Your task
Output all lines exactly, with nothing added or dropped.

Exercise input
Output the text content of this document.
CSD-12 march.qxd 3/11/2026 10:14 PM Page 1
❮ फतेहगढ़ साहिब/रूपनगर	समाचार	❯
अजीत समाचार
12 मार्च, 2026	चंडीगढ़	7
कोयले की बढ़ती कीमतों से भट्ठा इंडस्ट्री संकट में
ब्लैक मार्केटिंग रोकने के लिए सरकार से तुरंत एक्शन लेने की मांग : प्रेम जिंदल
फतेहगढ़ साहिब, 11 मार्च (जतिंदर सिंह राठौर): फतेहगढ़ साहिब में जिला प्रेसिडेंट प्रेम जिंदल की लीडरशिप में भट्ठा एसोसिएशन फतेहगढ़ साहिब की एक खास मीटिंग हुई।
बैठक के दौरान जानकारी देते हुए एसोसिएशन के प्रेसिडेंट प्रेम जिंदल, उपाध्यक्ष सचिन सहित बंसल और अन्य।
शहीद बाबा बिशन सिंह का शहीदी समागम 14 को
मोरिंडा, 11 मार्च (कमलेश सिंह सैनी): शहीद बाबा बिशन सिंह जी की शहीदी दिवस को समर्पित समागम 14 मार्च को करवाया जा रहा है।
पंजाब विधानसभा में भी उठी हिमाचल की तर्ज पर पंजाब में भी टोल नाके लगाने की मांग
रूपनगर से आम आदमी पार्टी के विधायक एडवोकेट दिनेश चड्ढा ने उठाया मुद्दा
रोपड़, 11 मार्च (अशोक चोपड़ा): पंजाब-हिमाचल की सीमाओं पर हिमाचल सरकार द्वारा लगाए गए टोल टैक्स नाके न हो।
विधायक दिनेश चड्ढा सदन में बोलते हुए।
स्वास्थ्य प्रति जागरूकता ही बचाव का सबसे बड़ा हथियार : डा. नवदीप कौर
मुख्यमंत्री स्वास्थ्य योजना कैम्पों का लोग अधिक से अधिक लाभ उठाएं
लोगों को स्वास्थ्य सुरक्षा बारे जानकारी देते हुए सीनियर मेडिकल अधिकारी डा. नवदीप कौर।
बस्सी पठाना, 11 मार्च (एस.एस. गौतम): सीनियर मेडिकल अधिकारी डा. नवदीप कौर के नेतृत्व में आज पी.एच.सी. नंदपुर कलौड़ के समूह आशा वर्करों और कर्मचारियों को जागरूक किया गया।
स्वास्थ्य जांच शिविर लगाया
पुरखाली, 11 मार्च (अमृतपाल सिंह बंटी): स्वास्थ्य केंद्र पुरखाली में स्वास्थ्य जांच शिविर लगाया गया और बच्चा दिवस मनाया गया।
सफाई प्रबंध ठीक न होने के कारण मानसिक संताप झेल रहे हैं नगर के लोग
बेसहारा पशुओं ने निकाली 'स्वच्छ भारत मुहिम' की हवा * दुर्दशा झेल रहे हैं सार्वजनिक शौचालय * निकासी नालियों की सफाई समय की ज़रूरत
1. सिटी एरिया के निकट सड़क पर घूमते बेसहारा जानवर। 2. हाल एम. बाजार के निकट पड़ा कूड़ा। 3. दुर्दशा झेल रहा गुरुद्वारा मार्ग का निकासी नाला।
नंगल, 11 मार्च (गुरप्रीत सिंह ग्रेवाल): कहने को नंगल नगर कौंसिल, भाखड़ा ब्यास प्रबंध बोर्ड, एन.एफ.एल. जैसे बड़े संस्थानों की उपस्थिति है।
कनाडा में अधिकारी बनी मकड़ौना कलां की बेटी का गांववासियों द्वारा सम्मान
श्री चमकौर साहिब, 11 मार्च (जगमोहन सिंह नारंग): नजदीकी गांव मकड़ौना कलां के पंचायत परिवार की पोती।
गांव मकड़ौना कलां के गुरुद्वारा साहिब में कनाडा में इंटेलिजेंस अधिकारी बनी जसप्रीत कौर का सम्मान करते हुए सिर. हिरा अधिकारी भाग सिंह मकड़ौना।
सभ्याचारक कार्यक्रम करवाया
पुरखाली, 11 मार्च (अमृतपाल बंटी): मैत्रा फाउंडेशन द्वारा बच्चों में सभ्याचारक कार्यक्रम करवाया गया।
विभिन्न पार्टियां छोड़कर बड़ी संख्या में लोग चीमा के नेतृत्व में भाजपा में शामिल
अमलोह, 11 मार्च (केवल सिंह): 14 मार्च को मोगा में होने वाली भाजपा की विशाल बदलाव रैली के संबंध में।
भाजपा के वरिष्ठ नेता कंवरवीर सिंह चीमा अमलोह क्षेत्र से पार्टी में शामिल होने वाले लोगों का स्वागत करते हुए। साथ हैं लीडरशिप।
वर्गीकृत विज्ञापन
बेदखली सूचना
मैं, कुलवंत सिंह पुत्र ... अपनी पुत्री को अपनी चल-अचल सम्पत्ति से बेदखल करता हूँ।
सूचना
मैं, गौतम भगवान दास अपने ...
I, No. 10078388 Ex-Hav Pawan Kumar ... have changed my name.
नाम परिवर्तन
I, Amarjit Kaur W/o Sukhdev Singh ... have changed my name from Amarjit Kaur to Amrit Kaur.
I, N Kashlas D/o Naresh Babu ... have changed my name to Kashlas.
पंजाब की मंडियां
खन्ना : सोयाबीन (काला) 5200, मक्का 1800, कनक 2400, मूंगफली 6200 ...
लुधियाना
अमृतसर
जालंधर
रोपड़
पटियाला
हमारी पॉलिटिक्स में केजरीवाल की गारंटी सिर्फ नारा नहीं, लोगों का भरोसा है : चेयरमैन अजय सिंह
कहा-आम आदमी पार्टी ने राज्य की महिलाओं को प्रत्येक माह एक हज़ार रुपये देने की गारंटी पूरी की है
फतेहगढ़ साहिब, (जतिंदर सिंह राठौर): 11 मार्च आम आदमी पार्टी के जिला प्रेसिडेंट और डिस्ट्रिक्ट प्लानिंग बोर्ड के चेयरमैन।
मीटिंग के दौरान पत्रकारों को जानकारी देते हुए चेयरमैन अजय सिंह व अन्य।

Response
Output the text content of this document.
CSD-12 march.qxd 3/11/2026 10:14 PM Page 1
❮ फतेहगढ़ साहिब/रूपनगर	समाचार	❯
अजीत समाचार
12 मार्च, 2026	चंडीगढ़	7
कोयले की बढ़ती कीमतों से भट्ठा इंडस्ट्री संकट में
ब्लैक मार्केटिंग रोकने के लिए सरकार से तुरंत एक्शन लेने की मांग : प्रेम जिंदल
फतेहगढ़ साहिब, 11 मार्च (जतिंदर सिंह राठौर): फतेहगढ़ साहिब में जिला प्रेसिडेंट प्रेम जिंदल की लीडरशिप में भट्ठा एसोसिएशन फतेहगढ़ साहिब की एक खास मीटिंग हुई।
बैठक के दौरान जानकारी देते हुए एसोसिएशन के प्रेसिडेंट प्रेम जिंदल, उपाध्यक्ष सचिन सहित बंसल और अन्य।
शहीद बाबा बिशन सिंह का शहीदी समागम 14 को
मोरिंडा, 11 मार्च (कमलेश सिंह सैनी): शहीद बाबा बिशन सिंह जी की शहीदी दिवस को समर्पित समागम 14 मार्च को करवाया जा रहा है।
पंजाब विधानसभा में भी उठी हिमाचल की तर्ज पर पंजाब में भी टोल नाके लगाने की मांग
रूपनगर से आम आदमी पार्टी के विधायक एडवोकेट दिनेश चड्ढा ने उठाया मुद्दा
रोपड़, 11 मार्च (अशोक चोपड़ा): पंजाब-हिमाचल की सीमाओं पर हिमाचल सरकार द्वारा लगाए गए टोल टैक्स नाके न हो।
विधायक दिनेश चड्ढा सदन में बोलते हुए।
स्वास्थ्य प्रति जागरूकता ही बचाव का सबसे बड़ा हथियार : डा. नवदीप कौर
मुख्यमंत्री स्वास्थ्य योजना कैम्पों का लोग अधिक से अधिक लाभ उठाएं
लोगों को स्वास्थ्य सुरक्षा बारे जानकारी देते हुए सीनियर मेडिकल अधिकारी डा. नवदीप कौर।
बस्सी पठाना, 11 मार्च (एस.एस. गौतम): सीनियर मेडिकल अधिकारी डा. नवदीप कौर के नेतृत्व में आज पी.एच.सी. नंदपुर कलौड़ के समूह आशा वर्करों और कर्मचारियों को जागरूक किया गया।
स्वास्थ्य जांच शिविर लगाया
पुरखाली, 11 मार्च (अमृतपाल सिंह बंटी): स्वास्थ्य केंद्र पुरखाली में स्वास्थ्य जांच शिविर लगाया गया और बच्चा दिवस मनाया गया।
सफाई प्रबंध ठीक न होने के कारण मानसिक संताप झेल रहे हैं नगर के लोग
बेसहारा पशुओं ने निकाली 'स्वच्छ भारत मुहिम' की हवा * दुर्दशा झेल रहे हैं सार्वजनिक शौचालय * निकासी नालियों की सफाई समय की ज़रूरत
1. सिटी एरिया के निकट सड़क पर घूमते बेसहारा जानवर। 2. हाल एम. बाजार के निकट पड़ा कूड़ा। 3. दुर्दशा झेल रहा गुरुद्वारा मार्ग का निकासी नाला।
नंगल, 11 मार्च (गुरप्रीत सिंह ग्रेवाल): कहने को नंगल नगर कौंसिल, भाखड़ा ब्यास प्रबंध बोर्ड, एन.एफ.एल. जैसे बड़े संस्थानों की उपस्थिति है।
कनाडा में अधिकारी बनी मकड़ौना कलां की बेटी का गांववासियों द्वारा सम्मान
श्री चमकौर साहिब, 11 मार्च (जगमोहन सिंह नारंग): नजदीकी गांव मकड़ौना कलां के पंचायत परिवार की पोती।
गांव मकड़ौना कलां के गुरुद्वारा साहिब में कनाडा में इंटेलिजेंस अधिकारी बनी जसप्रीत कौर का सम्मान करते हुए सिर. हिरा अधिकारी भाग सिंह मकड़ौना।
सभ्याचारक कार्यक्रम करवाया
पुरखाली, 11 मार्च (अमृतपाल बंटी): मैत्रा फाउंडेशन द्वारा बच्चों में सभ्याचारक कार्यक्रम करवाया गया।
विभिन्न पार्टियां छोड़कर बड़ी संख्या में लोग चीमा के नेतृत्व में भाजपा में शामिल
अमलोह, 11 मार्च (केवल सिंह): 14 मार्च को मोगा में होने वाली भाजपा की विशाल बदलाव रैली के संबंध में।
भाजपा के वरिष्ठ नेता कंवरवीर सिंह चीमा अमलोह क्षेत्र से पार्टी में शामिल होने वाले लोगों का स्वागत करते हुए। साथ हैं लीडरशिप।
वर्गीकृत विज्ञापन
बेदखली सूचना
मैं, कुलवंत सिंह पुत्र ... अपनी पुत्री को अपनी चल-अचल सम्पत्ति से बेदखल करता हूँ।
सूचना
मैं, गौतम भगवान दास अपने ...
I, No. 10078388 Ex-Hav Pawan Kumar ... have changed my name.
नाम परिवर्तन
I, Amarjit Kaur W/o Sukhdev Singh ... have changed my name from Amarjit Kaur to Amrit Kaur.
I, N Kashlas D/o Naresh Babu ... have changed my name to Kashlas.
पंजाब की मंडियां
खन्ना : सोयाबीन (काला) 5200, मक्का 1800, कनक 2400, मूंगफली 6200 ...
लुधियाना
अमृतसर
जालंधर
रोपड़
पटियाला
हमारी पॉलिटिक्स में केजरीवाल की गारंटी सिर्फ नारा नहीं, लोगों का भरोसा है : चेयरमैन अजय सिंह
कहा-आम आदमी पार्टी ने राज्य की महिलाओं को प्रत्येक माह एक हज़ार रुपये देने की गारंटी पूरी की है
फतेहगढ़ साहिब, (जतिंदर सिंह राठौर): 11 मार्च आम आदमी पार्टी के जिला प्रेसिडेंट और डिस्ट्रिक्ट प्लानिंग बोर्ड के चेयरमैन।
मीटिंग के दौरान पत्रकारों को जानकारी देते हुए चेयरमैन अजय सिंह व अन्य।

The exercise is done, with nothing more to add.